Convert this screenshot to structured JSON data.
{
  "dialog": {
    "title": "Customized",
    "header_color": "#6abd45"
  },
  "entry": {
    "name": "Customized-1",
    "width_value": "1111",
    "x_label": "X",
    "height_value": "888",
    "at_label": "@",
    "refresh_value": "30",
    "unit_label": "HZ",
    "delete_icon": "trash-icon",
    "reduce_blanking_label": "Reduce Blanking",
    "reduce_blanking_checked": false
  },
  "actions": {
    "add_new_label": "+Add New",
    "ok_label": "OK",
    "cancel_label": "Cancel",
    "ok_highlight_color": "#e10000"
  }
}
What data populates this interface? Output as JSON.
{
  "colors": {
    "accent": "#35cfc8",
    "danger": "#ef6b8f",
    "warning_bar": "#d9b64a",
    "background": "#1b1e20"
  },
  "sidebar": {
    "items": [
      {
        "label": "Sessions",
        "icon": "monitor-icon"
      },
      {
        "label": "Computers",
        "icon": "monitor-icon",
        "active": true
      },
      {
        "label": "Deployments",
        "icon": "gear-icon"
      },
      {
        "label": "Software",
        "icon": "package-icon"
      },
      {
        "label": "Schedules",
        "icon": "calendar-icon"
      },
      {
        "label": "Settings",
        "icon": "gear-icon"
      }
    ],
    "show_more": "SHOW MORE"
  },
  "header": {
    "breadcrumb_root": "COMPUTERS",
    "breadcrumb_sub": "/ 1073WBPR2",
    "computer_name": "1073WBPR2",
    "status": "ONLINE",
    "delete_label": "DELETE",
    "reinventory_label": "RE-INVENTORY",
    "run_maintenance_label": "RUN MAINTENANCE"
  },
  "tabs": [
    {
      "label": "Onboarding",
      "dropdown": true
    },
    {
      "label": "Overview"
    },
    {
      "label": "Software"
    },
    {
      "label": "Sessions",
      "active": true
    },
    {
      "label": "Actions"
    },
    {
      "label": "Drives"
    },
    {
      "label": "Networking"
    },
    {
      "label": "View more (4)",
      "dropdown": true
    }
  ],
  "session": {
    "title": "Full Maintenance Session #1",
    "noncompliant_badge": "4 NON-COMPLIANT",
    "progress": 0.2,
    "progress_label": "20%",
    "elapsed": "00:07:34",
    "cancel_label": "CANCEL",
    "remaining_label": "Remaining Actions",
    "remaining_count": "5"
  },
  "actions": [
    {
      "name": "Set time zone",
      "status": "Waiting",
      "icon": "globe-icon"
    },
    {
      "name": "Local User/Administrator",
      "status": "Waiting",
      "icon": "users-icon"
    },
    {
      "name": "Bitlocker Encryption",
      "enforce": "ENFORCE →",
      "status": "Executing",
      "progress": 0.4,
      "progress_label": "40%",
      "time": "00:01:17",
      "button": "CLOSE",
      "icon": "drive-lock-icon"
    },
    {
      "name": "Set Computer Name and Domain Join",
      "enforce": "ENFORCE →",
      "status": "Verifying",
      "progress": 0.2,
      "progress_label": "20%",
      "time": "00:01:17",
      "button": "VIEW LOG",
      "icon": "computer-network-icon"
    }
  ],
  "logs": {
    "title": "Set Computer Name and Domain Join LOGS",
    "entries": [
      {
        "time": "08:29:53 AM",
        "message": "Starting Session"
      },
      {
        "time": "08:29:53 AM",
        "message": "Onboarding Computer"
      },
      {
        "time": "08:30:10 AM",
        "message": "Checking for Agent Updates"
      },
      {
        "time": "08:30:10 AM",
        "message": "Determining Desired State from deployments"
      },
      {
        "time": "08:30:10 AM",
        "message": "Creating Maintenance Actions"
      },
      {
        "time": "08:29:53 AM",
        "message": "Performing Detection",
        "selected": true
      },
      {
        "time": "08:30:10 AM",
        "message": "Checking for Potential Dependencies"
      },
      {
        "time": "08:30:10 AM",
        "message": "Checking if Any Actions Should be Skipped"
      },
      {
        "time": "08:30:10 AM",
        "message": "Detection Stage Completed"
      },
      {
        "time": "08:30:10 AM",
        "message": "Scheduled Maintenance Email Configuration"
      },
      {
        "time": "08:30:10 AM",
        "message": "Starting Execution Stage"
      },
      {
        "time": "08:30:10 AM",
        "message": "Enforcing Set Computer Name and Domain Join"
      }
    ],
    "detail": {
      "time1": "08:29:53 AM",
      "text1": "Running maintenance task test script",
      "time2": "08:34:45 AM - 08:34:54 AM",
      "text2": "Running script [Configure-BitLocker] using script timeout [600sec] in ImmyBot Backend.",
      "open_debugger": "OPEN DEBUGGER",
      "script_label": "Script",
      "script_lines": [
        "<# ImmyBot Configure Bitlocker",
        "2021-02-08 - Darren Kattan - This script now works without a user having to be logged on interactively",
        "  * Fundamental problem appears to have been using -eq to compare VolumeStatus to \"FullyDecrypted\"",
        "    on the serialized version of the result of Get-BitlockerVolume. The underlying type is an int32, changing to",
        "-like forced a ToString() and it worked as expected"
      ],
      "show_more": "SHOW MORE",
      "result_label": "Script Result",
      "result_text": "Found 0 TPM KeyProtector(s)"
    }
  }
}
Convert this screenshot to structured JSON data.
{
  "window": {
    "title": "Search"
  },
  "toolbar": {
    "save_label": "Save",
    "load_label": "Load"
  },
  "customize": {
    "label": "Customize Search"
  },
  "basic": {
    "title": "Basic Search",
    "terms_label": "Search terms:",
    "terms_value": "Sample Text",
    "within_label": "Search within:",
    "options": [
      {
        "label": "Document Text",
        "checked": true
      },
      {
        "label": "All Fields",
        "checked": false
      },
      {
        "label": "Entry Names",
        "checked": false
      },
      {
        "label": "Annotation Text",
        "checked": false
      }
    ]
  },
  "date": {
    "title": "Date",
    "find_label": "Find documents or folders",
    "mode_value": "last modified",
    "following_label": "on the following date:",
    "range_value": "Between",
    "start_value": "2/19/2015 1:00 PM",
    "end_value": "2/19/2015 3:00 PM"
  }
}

◆ ◆ ◆ ◆

**WHAT TO DO**
Output the records above in their entirety, exactly.

**SOLUTION TO THIS TASK**
Convert this screenshot to structured JSON data.
{
  "dialog": {
    "title": "Customized",
    "header_color": "#6abd45"
  },
  "entry": {
    "name": "Customized-1",
    "width_value": "1111",
    "x_label": "X",
    "height_value": "888",
    "at_label": "@",
    "refresh_value": "30",
    "unit_label": "HZ",
    "delete_icon": "trash-icon",
    "reduce_blanking_label": "Reduce Blanking",
    "reduce_blanking_checked": false
  },
  "actions": {
    "add_new_label": "+Add New",
    "ok_label": "OK",
    "cancel_label": "Cancel",
    "ok_highlight_color": "#e10000"
  }
}
What data populates this interface? Output as JSON.
{
  "colors": {
    "accent": "#35cfc8",
    "danger": "#ef6b8f",
    "warning_bar": "#d9b64a",
    "background": "#1b1e20"
  },
  "sidebar": {
    "items": [
      {
        "label": "Sessions",
        "icon": "monitor-icon"
      },
      {
        "label": "Computers",
        "icon": "monitor-icon",
        "active": true
      },
      {
        "label": "Deployments",
        "icon": "gear-icon"
      },
      {
        "label": "Software",
        "icon": "package-icon"
      },
      {
        "label": "Schedules",
        "icon": "calendar-icon"
      },
      {
        "label": "Settings",
        "icon": "gear-icon"
      }
    ],
    "show_more": "SHOW MORE"
  },
  "header": {
    "breadcrumb_root": "COMPUTERS",
    "breadcrumb_sub": "/ 1073WBPR2",
    "computer_name": "1073WBPR2",
    "status": "ONLINE",
    "delete_label": "DELETE",
    "reinventory_label": "RE-INVENTORY",
    "run_maintenance_label": "RUN MAINTENANCE"
  },
  "tabs": [
    {
      "label": "Onboarding",
      "dropdown": true
    },
    {
      "label": "Overview"
    },
    {
      "label": "Software"
    },
    {
      "label": "Sessions",
      "active": true
    },
    {
      "label": "Actions"
    },
    {
      "label": "Drives"
    },
    {
      "label": "Networking"
    },
    {
      "label": "View more (4)",
      "dropdown": true
    }
  ],
  "session": {
    "title": "Full Maintenance Session #1",
    "noncompliant_badge": "4 NON-COMPLIANT",
    "progress": 0.2,
    "progress_label": "20%",
    "elapsed": "00:07:34",
    "cancel_label": "CANCEL",
    "remaining_label": "Remaining Actions",
    "remaining_count": "5"
  },
  "actions": [
    {
      "name": "Set time zone",
      "status": "Waiting",
      "icon": "globe-icon"
    },
    {
      "name": "Local User/Administrator",
      "status": "Waiting",
      "icon": "users-icon"
    },
    {
      "name": "Bitlocker Encryption",
      "enforce": "ENFORCE →",
      "status": "Executing",
      "progress": 0.4,
      "progress_label": "40%",
      "time": "00:01:17",
      "button": "CLOSE",
      "icon": "drive-lock-icon"
    },
    {
      "name": "Set Computer Name and Domain Join",
      "enforce": "ENFORCE →",
      "status": "Verifying",
      "progress": 0.2,
      "progress_label": "20%",
      "time": "00:01:17",
      "button": "VIEW LOG",
      "icon": "computer-network-icon"
    }
  ],
  "logs": {
    "title": "Set Computer Name and Domain Join LOGS",
    "entries": [
      {
        "time": "08:29:53 AM",
        "message": "Starting Session"
      },
      {
        "time": "08:29:53 AM",
        "message": "Onboarding Computer"
      },
      {
        "time": "08:30:10 AM",
        "message": "Checking for Agent Updates"
      },
      {
        "time": "08:30:10 AM",
        "message": "Determining Desired State from deployments"
      },
      {
        "time": "08:30:10 AM",
        "message": "Creating Maintenance Actions"
      },
      {
        "time": "08:29:53 AM",
        "message": "Performing Detection",
        "selected": true
      },
      {
        "time": "08:30:10 AM",
        "message": "Checking for Potential Dependencies"
      },
      {
        "time": "08:30:10 AM",
        "message": "Checking if Any Actions Should be Skipped"
      },
      {
        "time": "08:30:10 AM",
        "message": "Detection Stage Completed"
      },
      {
        "time": "08:30:10 AM",
        "message": "Scheduled Maintenance Email Configuration"
      },
      {
        "time": "08:30:10 AM",
        "message": "Starting Execution Stage"
      },
      {
        "time": "08:30:10 AM",
        "message": "Enforcing Set Computer Name and Domain Join"
      }
    ],
    "detail": {
      "time1": "08:29:53 AM",
      "text1": "Running maintenance task test script",
      "time2": "08:34:45 AM - 08:34:54 AM",
      "text2": "Running script [Configure-BitLocker] using script timeout [600sec] in ImmyBot Backend.",
      "open_debugger": "OPEN DEBUGGER",
      "script_label": "Script",
      "script_lines": [
        "<# ImmyBot Configure Bitlocker",
        "2021-02-08 - Darren Kattan - This script now works without a user having to be logged on interactively",
        "  * Fundamental problem appears to have been using -eq to compare VolumeStatus to \"FullyDecrypted\"",
        "    on the serialized version of the result of Get-BitlockerVolume. The underlying type is an int32, changing to",
        "-like forced a ToString() and it worked as expected"
      ],
      "show_more": "SHOW MORE",
      "result_label": "Script Result",
      "result_text": "Found 0 TPM KeyProtector(s)"
    }
  }
}
Convert this screenshot to structured JSON data.
{
  "window": {
    "title": "Search"
  },
  "toolbar": {
    "save_label": "Save",
    "load_label": "Load"
  },
  "customize": {
    "label": "Customize Search"
  },
  "basic": {
    "title": "Basic Search",
    "terms_label": "Search terms:",
    "terms_value": "Sample Text",
    "within_label": "Search within:",
    "options": [
      {
        "label": "Document Text",
        "checked": true
      },
      {
        "label": "All Fields",
        "checked": false
      },
      {
        "label": "Entry Names",
        "checked": false
      },
      {
        "label": "Annotation Text",
        "checked": false
      }
    ]
  },
  "date": {
    "title": "Date",
    "find_label": "Find documents or folders",
    "mode_value": "last modified",
    "following_label": "on the following date:",
    "range_value": "Between",
    "start_value": "2/19/2015 1:00 PM",
    "end_value": "2/19/2015 3:00 PM"
  }
}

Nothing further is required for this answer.